### ESERCIZI DA SVOLGERE
[a] Elenca, nell'ordine in cui il brano scelto li presenta, i momenti del film di cui il testo descrive il ritmo.
[b] Indica se ciascuna affermazione concorda con il brano scelto e cita le parole decisive: (i) l'incipit del film è lento; (ii) il bilanciamento ritmico viene incrinato alla fine; (iii) il bilanciamento ritmico del film è del tutto privo di difetti.
[c] Secondo il brano scelto, che cosa anima le sequenze d'azione del film?

### BRANO SCELTO
Salire a bordo dell'Eva, un'ultima volta

L'incipit di Thrice Upon a Time è tanto rapido quanto folgorante, un segmento visivamente d'alto profilo, dove subito si mette in chiaro la marca stilistica di quel virtuosismo che anima le sequenze d'azione. Poi d'un tratto tutto si quieta, in una lunga stasi, per ripartire in seguito, in un trionfo trottante di dinamismo e colpi di scena. Il bilanciamento ritmico del film è quasi impeccabile, e viene incrinato solo alla fine da un susseguirsi di rivelazioni che non riescono sempre a trovare il giusto spazio.

### ESTRATTO DEI DATI
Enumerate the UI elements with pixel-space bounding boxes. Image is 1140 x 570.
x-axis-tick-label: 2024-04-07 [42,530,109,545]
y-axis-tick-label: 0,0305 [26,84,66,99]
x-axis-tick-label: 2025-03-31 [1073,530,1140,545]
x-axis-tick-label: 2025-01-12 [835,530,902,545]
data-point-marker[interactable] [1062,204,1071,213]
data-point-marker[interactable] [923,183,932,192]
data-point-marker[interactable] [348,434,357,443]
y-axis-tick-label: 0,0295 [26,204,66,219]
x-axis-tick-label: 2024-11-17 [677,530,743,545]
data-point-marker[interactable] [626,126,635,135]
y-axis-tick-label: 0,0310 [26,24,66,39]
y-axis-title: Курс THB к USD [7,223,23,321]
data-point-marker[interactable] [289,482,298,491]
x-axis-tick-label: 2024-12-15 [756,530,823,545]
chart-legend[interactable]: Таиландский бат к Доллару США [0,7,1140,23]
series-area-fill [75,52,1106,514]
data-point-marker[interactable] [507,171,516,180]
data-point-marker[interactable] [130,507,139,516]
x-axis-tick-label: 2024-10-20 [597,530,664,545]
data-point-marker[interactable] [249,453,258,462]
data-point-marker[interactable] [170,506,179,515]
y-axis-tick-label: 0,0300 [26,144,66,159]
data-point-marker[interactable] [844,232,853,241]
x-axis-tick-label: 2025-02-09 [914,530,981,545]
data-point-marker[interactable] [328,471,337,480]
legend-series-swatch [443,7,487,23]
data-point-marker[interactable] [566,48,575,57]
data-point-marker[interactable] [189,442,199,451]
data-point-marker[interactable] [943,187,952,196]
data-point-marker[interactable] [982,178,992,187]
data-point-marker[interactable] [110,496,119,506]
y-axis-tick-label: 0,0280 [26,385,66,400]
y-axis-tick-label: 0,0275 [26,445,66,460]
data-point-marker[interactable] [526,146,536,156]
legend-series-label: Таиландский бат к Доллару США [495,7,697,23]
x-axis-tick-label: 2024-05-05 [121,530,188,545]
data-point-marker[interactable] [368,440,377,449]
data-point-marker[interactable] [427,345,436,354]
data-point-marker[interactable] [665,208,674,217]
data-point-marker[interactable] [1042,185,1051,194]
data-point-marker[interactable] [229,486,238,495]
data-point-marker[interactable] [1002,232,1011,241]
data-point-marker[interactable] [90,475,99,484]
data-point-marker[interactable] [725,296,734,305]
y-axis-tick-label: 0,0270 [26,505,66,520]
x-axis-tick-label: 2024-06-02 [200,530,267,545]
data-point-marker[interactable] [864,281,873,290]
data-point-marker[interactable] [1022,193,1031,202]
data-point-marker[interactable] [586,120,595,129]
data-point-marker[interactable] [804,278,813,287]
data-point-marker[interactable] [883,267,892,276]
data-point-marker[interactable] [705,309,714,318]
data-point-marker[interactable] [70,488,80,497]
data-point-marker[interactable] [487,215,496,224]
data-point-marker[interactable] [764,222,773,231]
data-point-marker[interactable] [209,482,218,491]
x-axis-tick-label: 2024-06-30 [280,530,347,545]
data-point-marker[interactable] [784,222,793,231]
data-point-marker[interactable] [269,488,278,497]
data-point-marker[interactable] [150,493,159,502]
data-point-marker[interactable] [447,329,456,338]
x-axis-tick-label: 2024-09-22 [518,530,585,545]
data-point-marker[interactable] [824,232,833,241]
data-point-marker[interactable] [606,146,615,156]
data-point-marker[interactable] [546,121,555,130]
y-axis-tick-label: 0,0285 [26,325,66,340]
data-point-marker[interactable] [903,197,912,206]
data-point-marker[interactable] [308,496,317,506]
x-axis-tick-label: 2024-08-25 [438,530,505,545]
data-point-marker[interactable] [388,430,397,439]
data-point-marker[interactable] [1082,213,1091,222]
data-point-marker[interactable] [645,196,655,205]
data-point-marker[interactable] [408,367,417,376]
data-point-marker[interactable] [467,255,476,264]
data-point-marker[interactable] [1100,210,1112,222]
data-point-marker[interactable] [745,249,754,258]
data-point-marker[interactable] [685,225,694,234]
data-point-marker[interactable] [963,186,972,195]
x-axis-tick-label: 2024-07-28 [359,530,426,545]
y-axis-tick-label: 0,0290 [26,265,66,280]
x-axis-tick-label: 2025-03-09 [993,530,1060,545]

### RISPOSTE ATTESE
[a]
1. L'incipit, tanto rapido quanto folgorante.
2. Una lunga stasi, in cui tutto si quieta.
3. La ripartenza, in un trionfo trottante di dinamismo e colpi di scena.
4. La fine, con un susseguirsi di rivelazioni che non riescono sempre a trovare il giusto spazio.

[b]
(i) No: "L'incipit di Thrice Upon a Time è tanto rapido quanto folgorante".
(ii) Sì: "viene incrinato solo alla fine da un susseguirsi di rivelazioni".
(iii) No: "Il bilanciamento ritmico del film è quasi impeccabile".

[c] Le anima il virtuosismo.